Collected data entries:
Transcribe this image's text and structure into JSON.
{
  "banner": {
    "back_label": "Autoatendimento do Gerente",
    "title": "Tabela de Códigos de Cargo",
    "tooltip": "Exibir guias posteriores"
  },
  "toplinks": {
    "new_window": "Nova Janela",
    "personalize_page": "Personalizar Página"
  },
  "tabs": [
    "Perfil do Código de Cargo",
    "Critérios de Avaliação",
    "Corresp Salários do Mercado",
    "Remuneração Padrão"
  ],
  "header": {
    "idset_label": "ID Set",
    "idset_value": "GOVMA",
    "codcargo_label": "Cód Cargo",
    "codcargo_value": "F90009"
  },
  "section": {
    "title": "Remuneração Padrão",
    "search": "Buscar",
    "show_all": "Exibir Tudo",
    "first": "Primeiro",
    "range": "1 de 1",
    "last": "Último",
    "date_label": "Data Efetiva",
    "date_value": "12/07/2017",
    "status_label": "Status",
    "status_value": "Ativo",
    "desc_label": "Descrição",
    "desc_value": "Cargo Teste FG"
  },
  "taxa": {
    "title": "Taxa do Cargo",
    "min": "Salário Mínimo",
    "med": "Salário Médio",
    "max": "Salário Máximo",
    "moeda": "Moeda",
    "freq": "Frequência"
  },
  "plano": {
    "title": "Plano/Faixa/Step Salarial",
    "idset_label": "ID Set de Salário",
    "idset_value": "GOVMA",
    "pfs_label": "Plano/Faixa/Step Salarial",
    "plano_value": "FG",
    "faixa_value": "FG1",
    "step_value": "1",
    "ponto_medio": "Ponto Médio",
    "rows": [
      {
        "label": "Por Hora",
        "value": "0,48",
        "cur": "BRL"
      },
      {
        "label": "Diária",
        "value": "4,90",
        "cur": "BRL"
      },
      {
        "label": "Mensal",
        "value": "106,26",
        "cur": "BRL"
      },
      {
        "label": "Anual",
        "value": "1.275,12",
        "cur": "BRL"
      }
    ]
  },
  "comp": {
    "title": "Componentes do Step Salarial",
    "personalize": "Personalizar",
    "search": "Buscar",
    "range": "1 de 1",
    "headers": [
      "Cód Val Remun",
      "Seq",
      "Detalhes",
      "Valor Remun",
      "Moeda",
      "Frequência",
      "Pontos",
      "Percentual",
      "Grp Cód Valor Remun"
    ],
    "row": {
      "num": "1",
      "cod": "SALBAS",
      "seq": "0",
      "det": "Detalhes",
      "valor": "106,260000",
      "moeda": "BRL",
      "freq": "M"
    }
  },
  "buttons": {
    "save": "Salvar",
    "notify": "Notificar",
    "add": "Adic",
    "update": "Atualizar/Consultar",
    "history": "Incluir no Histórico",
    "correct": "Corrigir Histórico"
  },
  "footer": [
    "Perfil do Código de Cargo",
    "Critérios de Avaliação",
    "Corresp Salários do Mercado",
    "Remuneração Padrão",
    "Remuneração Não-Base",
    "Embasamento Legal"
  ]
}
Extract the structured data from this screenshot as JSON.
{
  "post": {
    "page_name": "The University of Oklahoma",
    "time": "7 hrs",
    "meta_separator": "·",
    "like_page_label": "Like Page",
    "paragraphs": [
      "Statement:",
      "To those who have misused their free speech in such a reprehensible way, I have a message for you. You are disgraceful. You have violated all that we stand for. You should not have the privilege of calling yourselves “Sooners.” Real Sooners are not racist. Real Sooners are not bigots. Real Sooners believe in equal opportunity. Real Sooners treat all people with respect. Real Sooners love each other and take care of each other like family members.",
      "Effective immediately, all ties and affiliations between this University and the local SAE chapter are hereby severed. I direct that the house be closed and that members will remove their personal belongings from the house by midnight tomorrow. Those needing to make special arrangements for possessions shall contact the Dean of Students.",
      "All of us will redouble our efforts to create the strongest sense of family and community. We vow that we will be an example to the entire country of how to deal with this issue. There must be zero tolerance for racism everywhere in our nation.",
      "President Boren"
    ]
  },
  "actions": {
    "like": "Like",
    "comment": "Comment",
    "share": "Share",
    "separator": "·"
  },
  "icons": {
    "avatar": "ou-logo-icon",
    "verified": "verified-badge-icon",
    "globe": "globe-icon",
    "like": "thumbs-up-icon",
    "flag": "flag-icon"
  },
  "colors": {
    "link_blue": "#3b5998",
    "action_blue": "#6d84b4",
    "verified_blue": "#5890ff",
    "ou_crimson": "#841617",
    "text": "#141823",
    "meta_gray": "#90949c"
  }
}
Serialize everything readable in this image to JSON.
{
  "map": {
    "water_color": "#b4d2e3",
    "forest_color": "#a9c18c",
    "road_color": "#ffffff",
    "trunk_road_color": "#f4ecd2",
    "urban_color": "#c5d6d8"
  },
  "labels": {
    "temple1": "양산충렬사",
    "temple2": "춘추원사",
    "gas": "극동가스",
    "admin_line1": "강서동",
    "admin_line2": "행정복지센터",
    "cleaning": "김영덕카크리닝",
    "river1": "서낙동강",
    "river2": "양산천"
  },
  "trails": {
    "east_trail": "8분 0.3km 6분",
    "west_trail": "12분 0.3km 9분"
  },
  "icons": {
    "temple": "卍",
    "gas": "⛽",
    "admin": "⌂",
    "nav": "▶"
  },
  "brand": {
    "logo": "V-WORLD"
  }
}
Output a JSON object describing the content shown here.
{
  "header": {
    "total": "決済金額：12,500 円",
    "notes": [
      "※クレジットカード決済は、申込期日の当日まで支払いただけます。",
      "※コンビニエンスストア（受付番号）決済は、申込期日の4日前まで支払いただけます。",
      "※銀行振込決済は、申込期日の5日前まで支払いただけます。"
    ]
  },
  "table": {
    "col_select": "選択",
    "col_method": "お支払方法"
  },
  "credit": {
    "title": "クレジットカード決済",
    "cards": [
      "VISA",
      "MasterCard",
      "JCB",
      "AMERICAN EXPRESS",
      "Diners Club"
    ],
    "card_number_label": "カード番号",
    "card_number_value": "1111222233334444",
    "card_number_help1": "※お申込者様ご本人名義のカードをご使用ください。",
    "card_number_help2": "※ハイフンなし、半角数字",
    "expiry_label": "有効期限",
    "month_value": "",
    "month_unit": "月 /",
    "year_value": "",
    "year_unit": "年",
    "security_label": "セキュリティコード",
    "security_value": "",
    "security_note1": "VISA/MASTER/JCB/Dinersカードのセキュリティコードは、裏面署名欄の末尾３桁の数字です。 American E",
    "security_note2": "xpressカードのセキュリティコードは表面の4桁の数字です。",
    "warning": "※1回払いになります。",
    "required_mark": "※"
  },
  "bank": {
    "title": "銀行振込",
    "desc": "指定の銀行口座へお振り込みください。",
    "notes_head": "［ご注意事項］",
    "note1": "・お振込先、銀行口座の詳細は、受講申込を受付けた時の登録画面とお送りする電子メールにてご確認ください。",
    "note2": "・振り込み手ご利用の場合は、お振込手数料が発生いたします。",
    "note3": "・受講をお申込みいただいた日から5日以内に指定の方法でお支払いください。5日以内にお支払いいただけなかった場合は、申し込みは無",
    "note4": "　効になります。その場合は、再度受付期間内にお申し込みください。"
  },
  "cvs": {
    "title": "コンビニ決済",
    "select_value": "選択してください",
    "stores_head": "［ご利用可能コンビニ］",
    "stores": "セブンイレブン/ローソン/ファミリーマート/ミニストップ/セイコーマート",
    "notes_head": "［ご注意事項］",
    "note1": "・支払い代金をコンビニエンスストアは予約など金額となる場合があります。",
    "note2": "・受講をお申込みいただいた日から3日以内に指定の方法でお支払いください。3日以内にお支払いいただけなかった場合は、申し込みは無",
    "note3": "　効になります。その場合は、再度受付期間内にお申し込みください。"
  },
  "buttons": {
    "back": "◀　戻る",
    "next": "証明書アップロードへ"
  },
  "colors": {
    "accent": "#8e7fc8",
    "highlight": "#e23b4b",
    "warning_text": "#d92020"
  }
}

§ **What you are asked to do**: Look through the data and show every line containing "Personalizar".

§ **Reply to the exercise**:
    "personalize_page": "Personalizar Página"
    "personalize": "Personalizar",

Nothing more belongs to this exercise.